How to complete this task:
Please write out all the data that follows exactly, without the pictures.

(Records from a dataset)
□ □ □ □ □ □ □

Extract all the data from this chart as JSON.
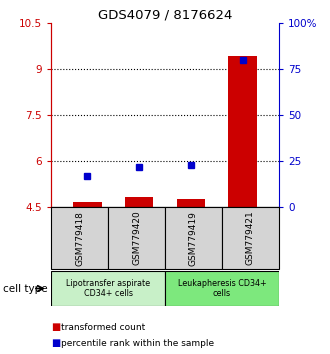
{
  "title": "GDS4079 / 8176624",
  "samples": [
    "GSM779418",
    "GSM779420",
    "GSM779419",
    "GSM779421"
  ],
  "red_values": [
    4.65,
    4.82,
    4.75,
    9.42
  ],
  "blue_values": [
    5.52,
    5.82,
    5.88,
    9.28
  ],
  "ylim_left": [
    4.5,
    10.5
  ],
  "ylim_right": [
    0,
    100
  ],
  "yticks_left": [
    4.5,
    6.0,
    7.5,
    9.0,
    10.5
  ],
  "ytick_labels_left": [
    "4.5",
    "6",
    "7.5",
    "9",
    "10.5"
  ],
  "yticks_right": [
    0,
    25,
    50,
    75,
    100
  ],
  "ytick_labels_right": [
    "0",
    "25",
    "50",
    "75",
    "100%"
  ],
  "grid_yticks": [
    6.0,
    7.5,
    9.0
  ],
  "group1_label": "Lipotransfer aspirate\nCD34+ cells",
  "group2_label": "Leukapheresis CD34+\ncells",
  "group1_color": "#c8f0c8",
  "group2_color": "#7de87d",
  "sample_box_color": "#d4d4d4",
  "bar_color": "#cc0000",
  "dot_color": "#0000cc",
  "left_axis_color": "#cc0000",
  "right_axis_color": "#0000cc",
  "legend_red": "transformed count",
  "legend_blue": "percentile rank within the sample",
  "cell_type_label": "cell type",
  "bar_bottom": 4.5,
  "bar_width": 0.55
}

□ □ □ □ □ □ □

Solution below:
Extract all the data from this chart as JSON.
{
  "title": "GDS4079 / 8176624",
  "samples": [
    "GSM779418",
    "GSM779420",
    "GSM779419",
    "GSM779421"
  ],
  "red_values": [
    4.65,
    4.82,
    4.75,
    9.42
  ],
  "blue_values": [
    5.52,
    5.82,
    5.88,
    9.28
  ],
  "ylim_left": [
    4.5,
    10.5
  ],
  "ylim_right": [
    0,
    100
  ],
  "yticks_left": [
    4.5,
    6.0,
    7.5,
    9.0,
    10.5
  ],
  "ytick_labels_left": [
    "4.5",
    "6",
    "7.5",
    "9",
    "10.5"
  ],
  "yticks_right": [
    0,
    25,
    50,
    75,
    100
  ],
  "ytick_labels_right": [
    "0",
    "25",
    "50",
    "75",
    "100%"
  ],
  "grid_yticks": [
    6.0,
    7.5,
    9.0
  ],
  "group1_label": "Lipotransfer aspirate\nCD34+ cells",
  "group2_label": "Leukapheresis CD34+\ncells",
  "group1_color": "#c8f0c8",
  "group2_color": "#7de87d",
  "sample_box_color": "#d4d4d4",
  "bar_color": "#cc0000",
  "dot_color": "#0000cc",
  "left_axis_color": "#cc0000",
  "right_axis_color": "#0000cc",
  "legend_red": "transformed count",
  "legend_blue": "percentile rank within the sample",
  "cell_type_label": "cell type",
  "bar_bottom": 4.5,
  "bar_width": 0.55
}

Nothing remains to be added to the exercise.